* _Aim_
Repeat the listing word for word. No pictures belong in the copy.

* _Working data_

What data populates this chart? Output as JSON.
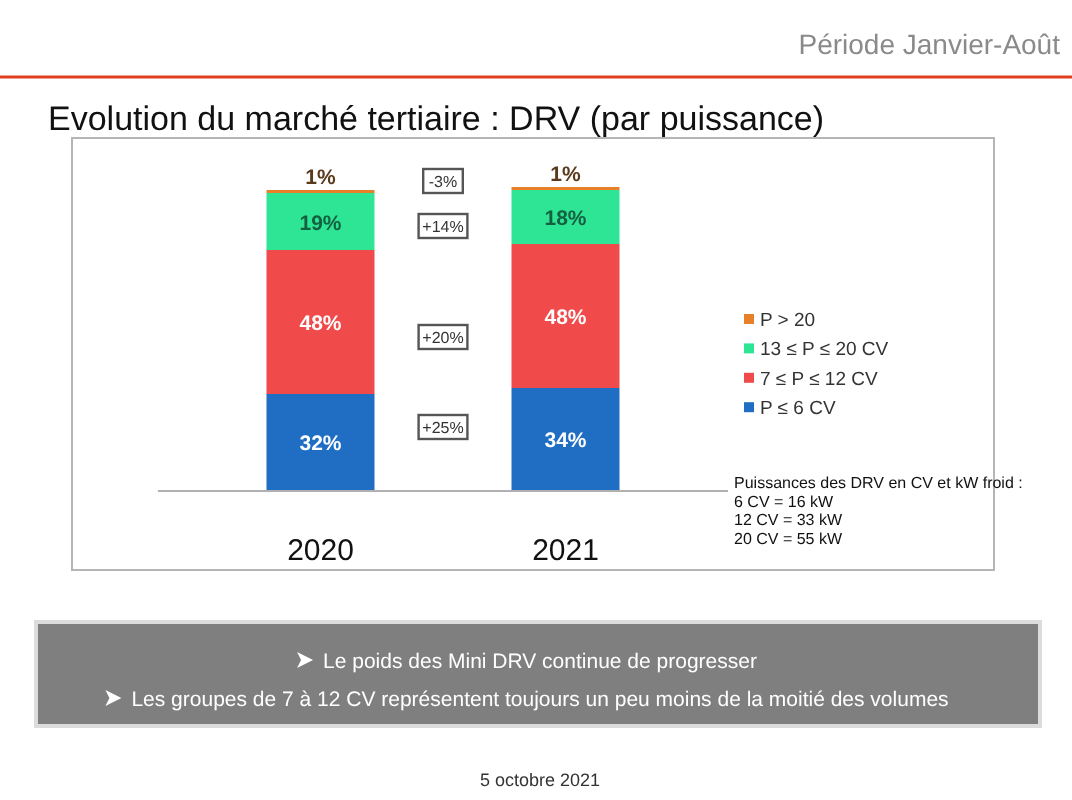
{
  "chart_data": {
    "type": "bar",
    "stacked": true,
    "title": "Evolution du marché tertiaire : DRV (par puissance)",
    "subtitle": "Période Janvier-Août",
    "categories": [
      "2020",
      "2021"
    ],
    "series": [
      {
        "name": "P ≤ 6 CV",
        "color": "#1f6ec4",
        "values": [
          32,
          34
        ],
        "value_labels": [
          "32%",
          "34%"
        ]
      },
      {
        "name": "7 ≤ P ≤ 12 CV",
        "color": "#f04a4a",
        "values": [
          48,
          48
        ],
        "value_labels": [
          "48%",
          "48%"
        ]
      },
      {
        "name": "13 ≤ P ≤ 20 CV",
        "color": "#2ee596",
        "values": [
          19,
          18
        ],
        "value_labels": [
          "19%",
          "18%"
        ]
      },
      {
        "name": "P > 20",
        "color": "#e8802a",
        "values": [
          1,
          1
        ],
        "value_labels": [
          "1%",
          "1%"
        ]
      }
    ],
    "ylim": [
      0,
      105
    ],
    "tick_labels": "x",
    "legend": "right",
    "annotations": [
      {
        "text": "-3%",
        "y": 103
      },
      {
        "text": "+14%",
        "y": 88
      },
      {
        "text": "+20%",
        "y": 51
      },
      {
        "text": "+25%",
        "y": 21
      },
      "Puissances des DRV en CV et kW froid :\n6 CV = 16 kW\n12 CV = 33 kW\n20 CV = 55 kW",
      "Le poids des Mini DRV continue de progresser",
      "Les groupes de 7 à 12 CV représentent toujours un peu moins de la moitié des volumes",
      "5 octobre 2021"
    ]
  }
}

* _Answer below_
What data populates this chart? Output as JSON.
{
  "chart_data": {
    "type": "bar",
    "stacked": true,
    "title": "Evolution du marché tertiaire : DRV (par puissance)",
    "subtitle": "Période Janvier-Août",
    "categories": [
      "2020",
      "2021"
    ],
    "series": [
      {
        "name": "P ≤ 6 CV",
        "color": "#1f6ec4",
        "values": [
          32,
          34
        ],
        "value_labels": [
          "32%",
          "34%"
        ]
      },
      {
        "name": "7 ≤ P ≤ 12 CV",
        "color": "#f04a4a",
        "values": [
          48,
          48
        ],
        "value_labels": [
          "48%",
          "48%"
        ]
      },
      {
        "name": "13 ≤ P ≤ 20 CV",
        "color": "#2ee596",
        "values": [
          19,
          18
        ],
        "value_labels": [
          "19%",
          "18%"
        ]
      },
      {
        "name": "P > 20",
        "color": "#e8802a",
        "values": [
          1,
          1
        ],
        "value_labels": [
          "1%",
          "1%"
        ]
      }
    ],
    "ylim": [
      0,
      105
    ],
    "tick_labels": "x",
    "legend": "right",
    "annotations": [
      {
        "text": "-3%",
        "y": 103
      },
      {
        "text": "+14%",
        "y": 88
      },
      {
        "text": "+20%",
        "y": 51
      },
      {
        "text": "+25%",
        "y": 21
      },
      "Puissances des DRV en CV et kW froid :\n6 CV = 16 kW\n12 CV = 33 kW\n20 CV = 55 kW",
      "Le poids des Mini DRV continue de progresser",
      "Les groupes de 7 à 12 CV représentent toujours un peu moins de la moitié des volumes",
      "5 octobre 2021"
    ]
  }
}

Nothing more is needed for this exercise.